*What you will do*
Keep the pictures out of the copy and print all the entries below exactly.

*Dataset content*
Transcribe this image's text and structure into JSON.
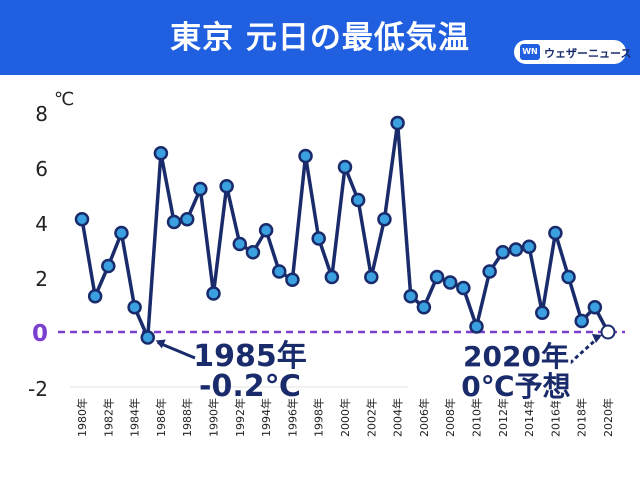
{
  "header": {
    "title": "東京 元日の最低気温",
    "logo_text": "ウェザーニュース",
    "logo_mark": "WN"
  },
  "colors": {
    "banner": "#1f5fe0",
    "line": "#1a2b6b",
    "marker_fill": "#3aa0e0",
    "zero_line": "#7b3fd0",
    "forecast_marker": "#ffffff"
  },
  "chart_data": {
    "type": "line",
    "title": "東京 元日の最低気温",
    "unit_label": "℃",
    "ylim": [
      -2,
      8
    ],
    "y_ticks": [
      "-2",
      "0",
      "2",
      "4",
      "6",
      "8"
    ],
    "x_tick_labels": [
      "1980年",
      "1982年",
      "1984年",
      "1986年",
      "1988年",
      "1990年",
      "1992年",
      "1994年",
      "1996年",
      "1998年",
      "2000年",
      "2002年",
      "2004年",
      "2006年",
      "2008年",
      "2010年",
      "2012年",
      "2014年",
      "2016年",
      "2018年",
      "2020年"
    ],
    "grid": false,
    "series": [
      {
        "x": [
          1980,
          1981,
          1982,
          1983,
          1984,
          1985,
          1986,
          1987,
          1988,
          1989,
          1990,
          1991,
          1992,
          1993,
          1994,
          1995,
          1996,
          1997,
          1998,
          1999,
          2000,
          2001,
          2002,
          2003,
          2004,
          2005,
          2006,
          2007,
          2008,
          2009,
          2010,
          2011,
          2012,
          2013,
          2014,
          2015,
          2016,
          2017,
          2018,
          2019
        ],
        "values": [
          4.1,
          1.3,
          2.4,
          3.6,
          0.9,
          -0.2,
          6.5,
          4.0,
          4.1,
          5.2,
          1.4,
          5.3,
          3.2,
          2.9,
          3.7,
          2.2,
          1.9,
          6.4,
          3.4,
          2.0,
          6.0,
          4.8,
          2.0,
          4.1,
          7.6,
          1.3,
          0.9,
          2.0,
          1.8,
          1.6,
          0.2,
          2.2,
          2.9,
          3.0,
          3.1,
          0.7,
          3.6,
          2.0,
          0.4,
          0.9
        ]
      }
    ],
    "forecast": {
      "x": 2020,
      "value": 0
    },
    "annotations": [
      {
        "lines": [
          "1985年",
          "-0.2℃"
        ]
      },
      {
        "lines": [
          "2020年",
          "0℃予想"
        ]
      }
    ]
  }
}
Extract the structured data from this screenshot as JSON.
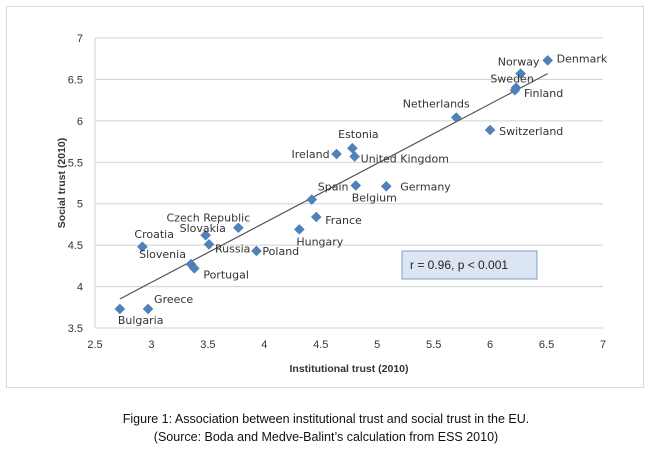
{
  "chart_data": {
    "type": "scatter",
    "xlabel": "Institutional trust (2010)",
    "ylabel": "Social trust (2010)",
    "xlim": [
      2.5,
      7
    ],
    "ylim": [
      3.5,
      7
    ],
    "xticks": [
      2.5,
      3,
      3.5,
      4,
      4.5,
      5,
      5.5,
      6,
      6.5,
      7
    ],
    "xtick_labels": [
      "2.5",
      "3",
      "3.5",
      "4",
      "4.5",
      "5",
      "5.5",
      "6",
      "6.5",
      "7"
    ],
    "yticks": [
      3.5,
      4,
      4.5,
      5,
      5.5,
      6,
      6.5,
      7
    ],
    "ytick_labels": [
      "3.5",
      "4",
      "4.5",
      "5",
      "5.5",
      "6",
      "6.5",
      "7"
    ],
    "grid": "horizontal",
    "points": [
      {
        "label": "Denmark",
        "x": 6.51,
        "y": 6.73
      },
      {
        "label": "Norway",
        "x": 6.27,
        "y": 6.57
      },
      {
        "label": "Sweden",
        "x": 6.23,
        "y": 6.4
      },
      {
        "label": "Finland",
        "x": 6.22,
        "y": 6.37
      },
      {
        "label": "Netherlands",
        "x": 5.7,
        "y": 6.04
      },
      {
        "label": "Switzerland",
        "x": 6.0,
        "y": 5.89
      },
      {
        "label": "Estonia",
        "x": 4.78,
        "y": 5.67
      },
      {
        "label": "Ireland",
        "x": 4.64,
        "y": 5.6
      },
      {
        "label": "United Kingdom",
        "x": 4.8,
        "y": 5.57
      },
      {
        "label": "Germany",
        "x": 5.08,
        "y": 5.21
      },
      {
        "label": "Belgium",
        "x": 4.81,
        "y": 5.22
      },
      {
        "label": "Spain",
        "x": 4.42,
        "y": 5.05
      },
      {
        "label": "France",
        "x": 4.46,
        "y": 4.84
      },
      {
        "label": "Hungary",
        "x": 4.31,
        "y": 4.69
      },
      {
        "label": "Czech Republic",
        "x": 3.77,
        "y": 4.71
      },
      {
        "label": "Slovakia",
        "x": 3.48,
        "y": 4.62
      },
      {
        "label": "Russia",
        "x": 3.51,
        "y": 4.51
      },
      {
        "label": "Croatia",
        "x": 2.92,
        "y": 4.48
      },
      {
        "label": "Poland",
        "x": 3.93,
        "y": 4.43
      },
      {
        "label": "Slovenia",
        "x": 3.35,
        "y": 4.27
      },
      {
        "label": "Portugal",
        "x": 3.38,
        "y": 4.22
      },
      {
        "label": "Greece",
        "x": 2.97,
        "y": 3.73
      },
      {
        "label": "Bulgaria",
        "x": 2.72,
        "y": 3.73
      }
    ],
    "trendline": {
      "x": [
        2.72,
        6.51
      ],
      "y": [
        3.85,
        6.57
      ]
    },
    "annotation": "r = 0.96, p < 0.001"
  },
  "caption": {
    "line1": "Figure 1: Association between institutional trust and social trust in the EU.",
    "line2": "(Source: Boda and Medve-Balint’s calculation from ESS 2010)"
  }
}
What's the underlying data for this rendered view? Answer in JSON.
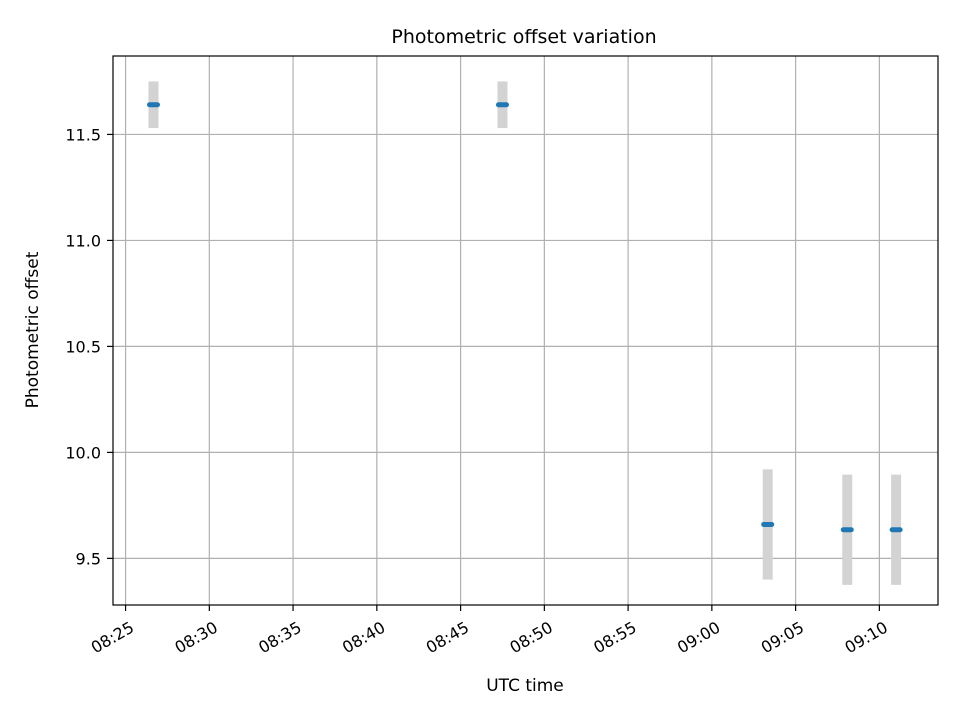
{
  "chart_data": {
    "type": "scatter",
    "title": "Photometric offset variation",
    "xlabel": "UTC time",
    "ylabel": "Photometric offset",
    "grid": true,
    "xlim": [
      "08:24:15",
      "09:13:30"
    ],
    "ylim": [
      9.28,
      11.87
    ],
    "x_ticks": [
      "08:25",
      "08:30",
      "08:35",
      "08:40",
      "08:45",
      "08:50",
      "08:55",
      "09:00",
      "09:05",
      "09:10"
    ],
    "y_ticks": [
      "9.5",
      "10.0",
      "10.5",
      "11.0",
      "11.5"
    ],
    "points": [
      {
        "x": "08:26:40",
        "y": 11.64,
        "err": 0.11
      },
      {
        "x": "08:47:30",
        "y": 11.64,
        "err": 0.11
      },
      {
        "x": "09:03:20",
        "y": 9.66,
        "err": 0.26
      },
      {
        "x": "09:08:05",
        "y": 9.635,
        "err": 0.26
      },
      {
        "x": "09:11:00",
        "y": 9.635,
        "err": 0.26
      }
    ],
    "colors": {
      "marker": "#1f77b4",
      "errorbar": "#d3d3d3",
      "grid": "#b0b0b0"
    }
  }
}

*Output of the task*
Transcribe this image's text and structure into JSON.
{
  "header": {
    "title": "東京 元日の最低気温",
    "logo_text": "ウェザーニュース",
    "logo_mark": "WN"
  },
  "colors": {
    "banner": "#1f5fe0",
    "line": "#1a2b6b",
    "marker_fill": "#3aa0e0",
    "zero_line": "#7b3fd0",
    "forecast_marker": "#ffffff"
  },
  "chart_data": {
    "type": "line",
    "title": "東京 元日の最低気温",
    "unit_label": "℃",
    "ylim": [
      -2,
      8
    ],
    "y_ticks": [
      "-2",
      "0",
      "2",
      "4",
      "6",
      "8"
    ],
    "x_tick_labels": [
      "1980年",
      "1982年",
      "1984年",
      "1986年",
      "1988年",
      "1990年",
      "1992年",
      "1994年",
      "1996年",
      "1998年",
      "2000年",
      "2002年",
      "2004年",
      "2006年",
      "2008年",
      "2010年",
      "2012年",
      "2014年",
      "2016年",
      "2018年",
      "2020年"
    ],
    "grid": false,
    "series": [
      {
        "x": [
          1980,
          1981,
          1982,
          1983,
          1984,
          1985,
          1986,
          1987,
          1988,
          1989,
          1990,
          1991,
          1992,
          1993,
          1994,
          1995,
          1996,
          1997,
          1998,
          1999,
          2000,
          2001,
          2002,
          2003,
          2004,
          2005,
          2006,
          2007,
          2008,
          2009,
          2010,
          2011,
          2012,
          2013,
          2014,
          2015,
          2016,
          2017,
          2018,
          2019
        ],
        "values": [
          4.1,
          1.3,
          2.4,
          3.6,
          0.9,
          -0.2,
          6.5,
          4.0,
          4.1,
          5.2,
          1.4,
          5.3,
          3.2,
          2.9,
          3.7,
          2.2,
          1.9,
          6.4,
          3.4,
          2.0,
          6.0,
          4.8,
          2.0,
          4.1,
          7.6,
          1.3,
          0.9,
          2.0,
          1.8,
          1.6,
          0.2,
          2.2,
          2.9,
          3.0,
          3.1,
          0.7,
          3.6,
          2.0,
          0.4,
          0.9
        ]
      }
    ],
    "forecast": {
      "x": 2020,
      "value": 0
    },
    "annotations": [
      {
        "lines": [
          "1985年",
          "-0.2℃"
        ]
      },
      {
        "lines": [
          "2020年",
          "0℃予想"
        ]
      }
    ]
  }
}
Extract the structured data from this screenshot as JSON.
{
  "chart_data": {
    "type": "scatter",
    "xlabel": "Institutional trust (2010)",
    "ylabel": "Social trust (2010)",
    "xlim": [
      2.5,
      7
    ],
    "ylim": [
      3.5,
      7
    ],
    "xticks": [
      2.5,
      3,
      3.5,
      4,
      4.5,
      5,
      5.5,
      6,
      6.5,
      7
    ],
    "xtick_labels": [
      "2.5",
      "3",
      "3.5",
      "4",
      "4.5",
      "5",
      "5.5",
      "6",
      "6.5",
      "7"
    ],
    "yticks": [
      3.5,
      4,
      4.5,
      5,
      5.5,
      6,
      6.5,
      7
    ],
    "ytick_labels": [
      "3.5",
      "4",
      "4.5",
      "5",
      "5.5",
      "6",
      "6.5",
      "7"
    ],
    "grid": "horizontal",
    "points": [
      {
        "label": "Denmark",
        "x": 6.51,
        "y": 6.73
      },
      {
        "label": "Norway",
        "x": 6.27,
        "y": 6.57
      },
      {
        "label": "Sweden",
        "x": 6.23,
        "y": 6.4
      },
      {
        "label": "Finland",
        "x": 6.22,
        "y": 6.37
      },
      {
        "label": "Netherlands",
        "x": 5.7,
        "y": 6.04
      },
      {
        "label": "Switzerland",
        "x": 6.0,
        "y": 5.89
      },
      {
        "label": "Estonia",
        "x": 4.78,
        "y": 5.67
      },
      {
        "label": "Ireland",
        "x": 4.64,
        "y": 5.6
      },
      {
        "label": "United Kingdom",
        "x": 4.8,
        "y": 5.57
      },
      {
        "label": "Germany",
        "x": 5.08,
        "y": 5.21
      },
      {
        "label": "Belgium",
        "x": 4.81,
        "y": 5.22
      },
      {
        "label": "Spain",
        "x": 4.42,
        "y": 5.05
      },
      {
        "label": "France",
        "x": 4.46,
        "y": 4.84
      },
      {
        "label": "Hungary",
        "x": 4.31,
        "y": 4.69
      },
      {
        "label": "Czech Republic",
        "x": 3.77,
        "y": 4.71
      },
      {
        "label": "Slovakia",
        "x": 3.48,
        "y": 4.62
      },
      {
        "label": "Russia",
        "x": 3.51,
        "y": 4.51
      },
      {
        "label": "Croatia",
        "x": 2.92,
        "y": 4.48
      },
      {
        "label": "Poland",
        "x": 3.93,
        "y": 4.43
      },
      {
        "label": "Slovenia",
        "x": 3.35,
        "y": 4.27
      },
      {
        "label": "Portugal",
        "x": 3.38,
        "y": 4.22
      },
      {
        "label": "Greece",
        "x": 2.97,
        "y": 3.73
      },
      {
        "label": "Bulgaria",
        "x": 2.72,
        "y": 3.73
      }
    ],
    "trendline": {
      "x": [
        2.72,
        6.51
      ],
      "y": [
        3.85,
        6.57
      ]
    },
    "annotation": "r = 0.96, p < 0.001"
  },
  "caption": {
    "line1": "Figure 1: Association between institutional trust and social trust in the EU.",
    "line2": "(Source: Boda and Medve-Balint’s calculation from ESS 2010)"
  }
}
What's the underlying data for this rendered view? Answer in JSON.
{
  "chart_data": {
    "type": "scatter",
    "title": "Photometric offset variation",
    "xlabel": "UTC time",
    "ylabel": "Photometric offset",
    "grid": true,
    "xlim": [
      "08:24:15",
      "09:13:30"
    ],
    "ylim": [
      9.28,
      11.87
    ],
    "x_ticks": [
      "08:25",
      "08:30",
      "08:35",
      "08:40",
      "08:45",
      "08:50",
      "08:55",
      "09:00",
      "09:05",
      "09:10"
    ],
    "y_ticks": [
      "9.5",
      "10.0",
      "10.5",
      "11.0",
      "11.5"
    ],
    "points": [
      {
        "x": "08:26:40",
        "y": 11.64,
        "err": 0.11
      },
      {
        "x": "08:47:30",
        "y": 11.64,
        "err": 0.11
      },
      {
        "x": "09:03:20",
        "y": 9.66,
        "err": 0.26
      },
      {
        "x": "09:08:05",
        "y": 9.635,
        "err": 0.26
      },
      {
        "x": "09:11:00",
        "y": 9.635,
        "err": 0.26
      }
    ],
    "colors": {
      "marker": "#1f77b4",
      "errorbar": "#d3d3d3",
      "grid": "#b0b0b0"
    }
  }
}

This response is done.